Data to process =
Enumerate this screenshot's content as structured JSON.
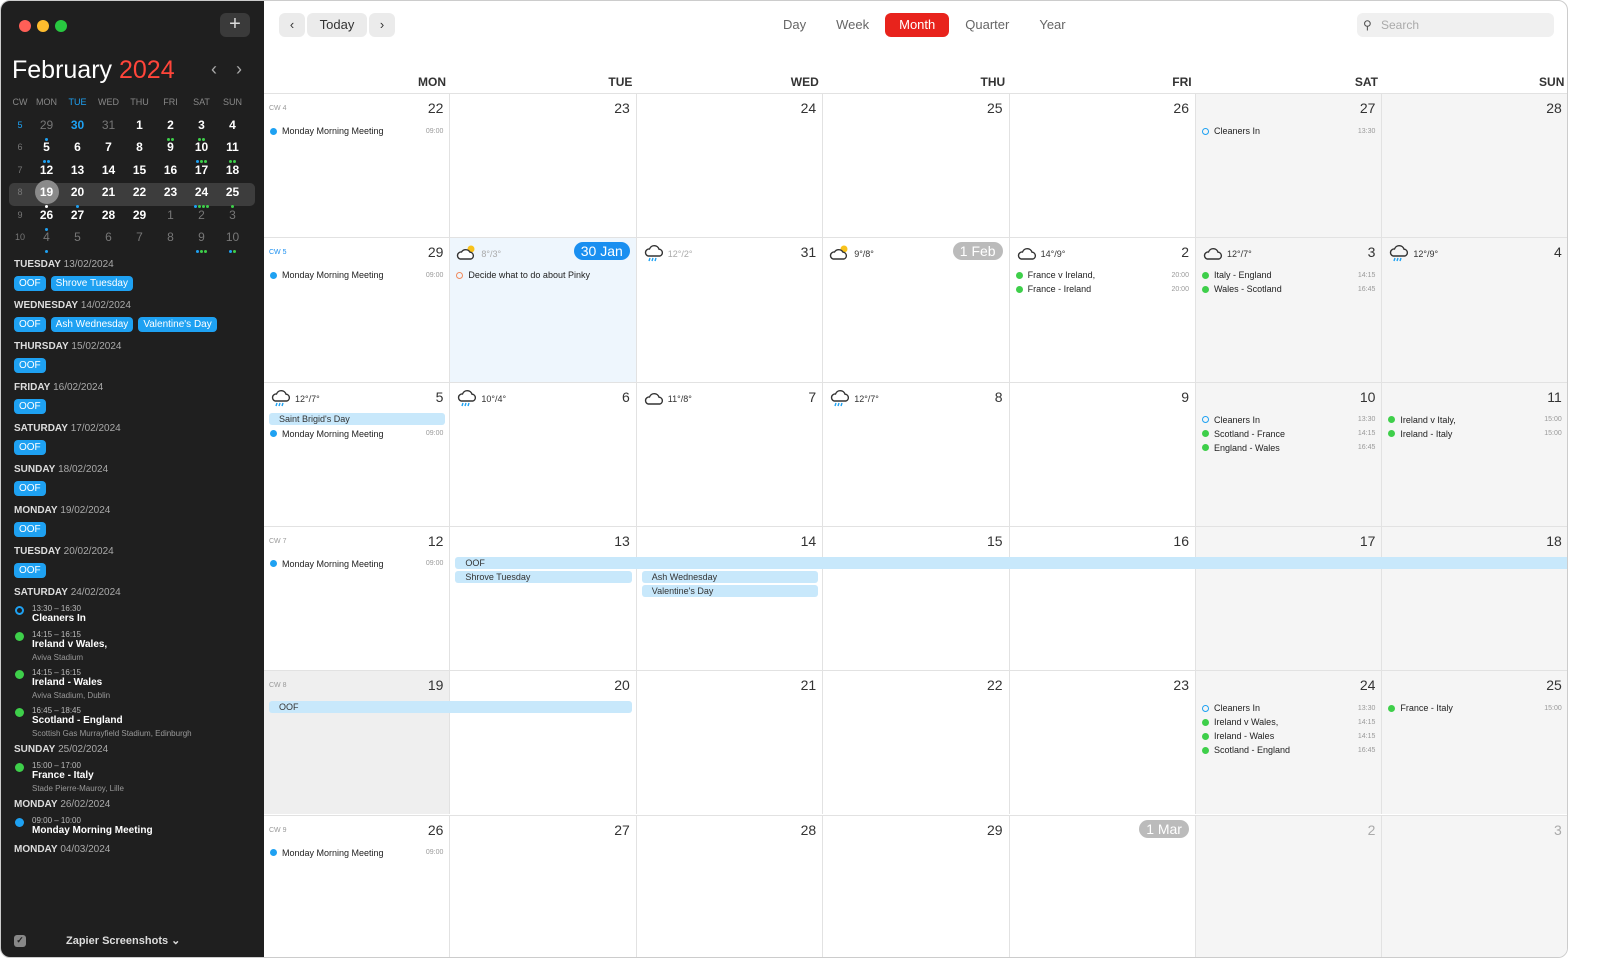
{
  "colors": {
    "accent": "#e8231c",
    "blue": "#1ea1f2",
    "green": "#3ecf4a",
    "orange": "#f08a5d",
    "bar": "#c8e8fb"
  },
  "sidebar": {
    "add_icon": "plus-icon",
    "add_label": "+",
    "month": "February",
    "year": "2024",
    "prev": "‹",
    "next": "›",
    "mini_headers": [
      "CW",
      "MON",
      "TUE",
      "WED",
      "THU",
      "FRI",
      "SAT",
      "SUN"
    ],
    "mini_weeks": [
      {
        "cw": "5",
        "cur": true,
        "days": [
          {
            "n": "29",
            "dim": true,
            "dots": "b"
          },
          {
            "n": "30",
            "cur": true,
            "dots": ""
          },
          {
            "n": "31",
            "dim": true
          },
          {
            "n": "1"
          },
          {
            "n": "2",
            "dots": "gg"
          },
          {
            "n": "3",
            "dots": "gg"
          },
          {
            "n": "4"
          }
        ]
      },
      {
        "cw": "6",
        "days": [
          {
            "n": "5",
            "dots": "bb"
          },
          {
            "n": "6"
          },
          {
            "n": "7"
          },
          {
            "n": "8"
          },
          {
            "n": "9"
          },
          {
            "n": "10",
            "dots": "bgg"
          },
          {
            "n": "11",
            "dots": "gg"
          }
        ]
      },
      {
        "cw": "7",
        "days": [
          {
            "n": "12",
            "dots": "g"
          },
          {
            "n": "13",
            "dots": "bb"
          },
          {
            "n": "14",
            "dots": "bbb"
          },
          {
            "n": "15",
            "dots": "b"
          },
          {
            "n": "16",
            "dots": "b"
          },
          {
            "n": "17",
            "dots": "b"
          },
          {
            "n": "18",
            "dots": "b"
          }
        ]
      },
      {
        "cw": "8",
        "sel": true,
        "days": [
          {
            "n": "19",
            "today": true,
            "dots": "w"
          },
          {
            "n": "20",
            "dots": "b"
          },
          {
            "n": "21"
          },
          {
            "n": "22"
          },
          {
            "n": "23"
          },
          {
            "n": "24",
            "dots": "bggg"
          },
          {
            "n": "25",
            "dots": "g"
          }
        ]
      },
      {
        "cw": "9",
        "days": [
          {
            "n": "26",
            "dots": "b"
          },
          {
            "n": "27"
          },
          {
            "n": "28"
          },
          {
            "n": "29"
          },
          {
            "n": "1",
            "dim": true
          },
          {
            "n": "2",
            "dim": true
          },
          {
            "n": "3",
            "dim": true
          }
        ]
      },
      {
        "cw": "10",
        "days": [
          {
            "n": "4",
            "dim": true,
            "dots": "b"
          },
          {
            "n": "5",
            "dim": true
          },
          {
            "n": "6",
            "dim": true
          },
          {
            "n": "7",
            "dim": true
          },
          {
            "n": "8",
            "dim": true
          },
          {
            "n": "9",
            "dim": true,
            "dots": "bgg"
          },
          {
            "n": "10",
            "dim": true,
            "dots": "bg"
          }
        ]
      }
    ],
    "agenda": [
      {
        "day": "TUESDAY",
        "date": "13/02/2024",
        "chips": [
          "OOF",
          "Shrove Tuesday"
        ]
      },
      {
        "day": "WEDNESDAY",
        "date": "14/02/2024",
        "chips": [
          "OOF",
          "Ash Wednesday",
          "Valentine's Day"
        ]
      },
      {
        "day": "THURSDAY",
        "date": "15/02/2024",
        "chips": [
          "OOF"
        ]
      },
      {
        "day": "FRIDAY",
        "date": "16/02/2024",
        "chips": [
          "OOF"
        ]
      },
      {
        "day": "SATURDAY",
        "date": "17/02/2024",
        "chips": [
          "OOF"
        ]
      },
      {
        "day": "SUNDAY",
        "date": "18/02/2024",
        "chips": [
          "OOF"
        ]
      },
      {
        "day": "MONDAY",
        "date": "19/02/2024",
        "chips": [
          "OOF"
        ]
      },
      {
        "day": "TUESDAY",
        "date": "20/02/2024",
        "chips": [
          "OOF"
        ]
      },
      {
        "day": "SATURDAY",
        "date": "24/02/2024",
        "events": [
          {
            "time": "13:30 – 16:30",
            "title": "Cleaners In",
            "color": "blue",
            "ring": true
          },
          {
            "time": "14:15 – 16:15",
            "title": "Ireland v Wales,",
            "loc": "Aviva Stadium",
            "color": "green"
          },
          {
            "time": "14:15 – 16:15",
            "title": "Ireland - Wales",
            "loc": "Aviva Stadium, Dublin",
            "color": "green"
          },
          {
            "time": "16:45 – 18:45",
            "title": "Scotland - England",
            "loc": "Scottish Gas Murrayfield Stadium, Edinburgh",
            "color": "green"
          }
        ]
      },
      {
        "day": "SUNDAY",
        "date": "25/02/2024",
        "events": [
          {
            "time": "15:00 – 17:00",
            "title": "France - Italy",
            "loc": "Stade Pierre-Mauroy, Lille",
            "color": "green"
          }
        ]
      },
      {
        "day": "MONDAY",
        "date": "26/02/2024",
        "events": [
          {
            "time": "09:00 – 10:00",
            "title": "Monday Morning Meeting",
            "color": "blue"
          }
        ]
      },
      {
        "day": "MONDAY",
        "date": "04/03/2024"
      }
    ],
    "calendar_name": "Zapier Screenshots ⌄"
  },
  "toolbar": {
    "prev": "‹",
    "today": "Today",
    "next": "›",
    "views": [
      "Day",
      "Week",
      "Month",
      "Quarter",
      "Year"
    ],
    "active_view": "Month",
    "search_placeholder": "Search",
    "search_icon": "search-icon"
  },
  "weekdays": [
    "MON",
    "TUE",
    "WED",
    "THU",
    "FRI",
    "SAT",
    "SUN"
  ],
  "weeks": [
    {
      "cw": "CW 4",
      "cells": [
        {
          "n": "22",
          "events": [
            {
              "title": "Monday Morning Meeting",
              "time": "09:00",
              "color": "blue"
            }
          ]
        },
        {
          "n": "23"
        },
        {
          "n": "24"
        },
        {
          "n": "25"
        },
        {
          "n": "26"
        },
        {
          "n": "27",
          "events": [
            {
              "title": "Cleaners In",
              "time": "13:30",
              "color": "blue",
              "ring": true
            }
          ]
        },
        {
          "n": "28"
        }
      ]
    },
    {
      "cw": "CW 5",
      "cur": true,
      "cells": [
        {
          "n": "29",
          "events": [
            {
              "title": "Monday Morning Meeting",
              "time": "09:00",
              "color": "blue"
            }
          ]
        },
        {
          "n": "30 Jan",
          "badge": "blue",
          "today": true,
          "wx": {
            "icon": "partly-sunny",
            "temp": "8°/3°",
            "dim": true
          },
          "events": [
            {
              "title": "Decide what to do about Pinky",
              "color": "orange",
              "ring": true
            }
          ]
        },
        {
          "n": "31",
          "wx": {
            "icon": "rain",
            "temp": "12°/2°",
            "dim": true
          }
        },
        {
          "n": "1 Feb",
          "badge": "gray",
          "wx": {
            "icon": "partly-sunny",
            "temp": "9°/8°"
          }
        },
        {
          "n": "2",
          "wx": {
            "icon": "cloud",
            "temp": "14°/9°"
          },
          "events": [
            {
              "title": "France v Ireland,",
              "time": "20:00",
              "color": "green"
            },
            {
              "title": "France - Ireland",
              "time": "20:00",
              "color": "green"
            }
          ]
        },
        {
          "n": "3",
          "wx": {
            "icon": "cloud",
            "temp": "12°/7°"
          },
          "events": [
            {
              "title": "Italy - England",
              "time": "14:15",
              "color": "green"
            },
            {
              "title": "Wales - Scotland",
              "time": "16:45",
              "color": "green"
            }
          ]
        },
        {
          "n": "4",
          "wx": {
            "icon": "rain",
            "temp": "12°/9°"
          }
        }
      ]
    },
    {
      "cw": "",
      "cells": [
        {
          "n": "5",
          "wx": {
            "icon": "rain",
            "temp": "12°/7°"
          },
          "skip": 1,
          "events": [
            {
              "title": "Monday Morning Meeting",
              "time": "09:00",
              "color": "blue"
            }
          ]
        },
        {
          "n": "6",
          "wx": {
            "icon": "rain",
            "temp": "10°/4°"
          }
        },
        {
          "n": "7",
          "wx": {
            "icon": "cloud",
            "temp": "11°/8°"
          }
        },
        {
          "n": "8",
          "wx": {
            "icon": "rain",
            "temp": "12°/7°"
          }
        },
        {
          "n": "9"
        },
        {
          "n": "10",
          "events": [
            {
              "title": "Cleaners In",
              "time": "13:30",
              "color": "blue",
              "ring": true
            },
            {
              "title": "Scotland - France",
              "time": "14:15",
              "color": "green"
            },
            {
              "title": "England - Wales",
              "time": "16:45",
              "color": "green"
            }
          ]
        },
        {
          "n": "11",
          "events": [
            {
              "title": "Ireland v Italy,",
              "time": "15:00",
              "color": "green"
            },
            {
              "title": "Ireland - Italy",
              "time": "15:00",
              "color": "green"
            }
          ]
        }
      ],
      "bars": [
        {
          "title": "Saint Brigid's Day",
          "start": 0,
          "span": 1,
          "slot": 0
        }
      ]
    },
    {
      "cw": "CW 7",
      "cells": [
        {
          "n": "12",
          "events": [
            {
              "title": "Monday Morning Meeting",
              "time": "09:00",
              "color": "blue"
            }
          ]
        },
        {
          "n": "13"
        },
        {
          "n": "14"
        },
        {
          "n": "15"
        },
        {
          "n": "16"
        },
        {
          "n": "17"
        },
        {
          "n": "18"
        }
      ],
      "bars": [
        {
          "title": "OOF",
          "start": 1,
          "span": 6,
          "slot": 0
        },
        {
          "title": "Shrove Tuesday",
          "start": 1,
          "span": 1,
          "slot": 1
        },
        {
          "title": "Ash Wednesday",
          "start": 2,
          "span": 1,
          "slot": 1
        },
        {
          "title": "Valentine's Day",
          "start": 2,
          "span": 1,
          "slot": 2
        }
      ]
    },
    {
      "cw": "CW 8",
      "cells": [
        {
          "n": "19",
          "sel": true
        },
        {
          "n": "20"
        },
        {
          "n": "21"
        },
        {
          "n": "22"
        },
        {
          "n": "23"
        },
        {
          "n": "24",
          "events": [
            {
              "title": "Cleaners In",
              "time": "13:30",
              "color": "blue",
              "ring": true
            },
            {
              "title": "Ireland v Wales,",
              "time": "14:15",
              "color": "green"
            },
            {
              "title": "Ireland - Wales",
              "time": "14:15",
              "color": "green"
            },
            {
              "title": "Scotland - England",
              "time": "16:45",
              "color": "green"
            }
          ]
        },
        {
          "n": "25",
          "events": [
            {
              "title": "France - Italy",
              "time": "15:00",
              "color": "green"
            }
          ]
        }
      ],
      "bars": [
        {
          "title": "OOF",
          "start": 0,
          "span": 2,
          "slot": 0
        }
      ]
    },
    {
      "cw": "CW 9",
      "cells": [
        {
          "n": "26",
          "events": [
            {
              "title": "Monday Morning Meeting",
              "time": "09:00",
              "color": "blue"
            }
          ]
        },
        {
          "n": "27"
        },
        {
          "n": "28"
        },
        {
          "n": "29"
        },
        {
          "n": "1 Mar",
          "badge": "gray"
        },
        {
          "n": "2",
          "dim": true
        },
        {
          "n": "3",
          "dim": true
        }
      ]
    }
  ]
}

Set problem =
Considering only the records above, state the number of lines that include the word "Aviva", with nothing added.

Result for this exercise =
2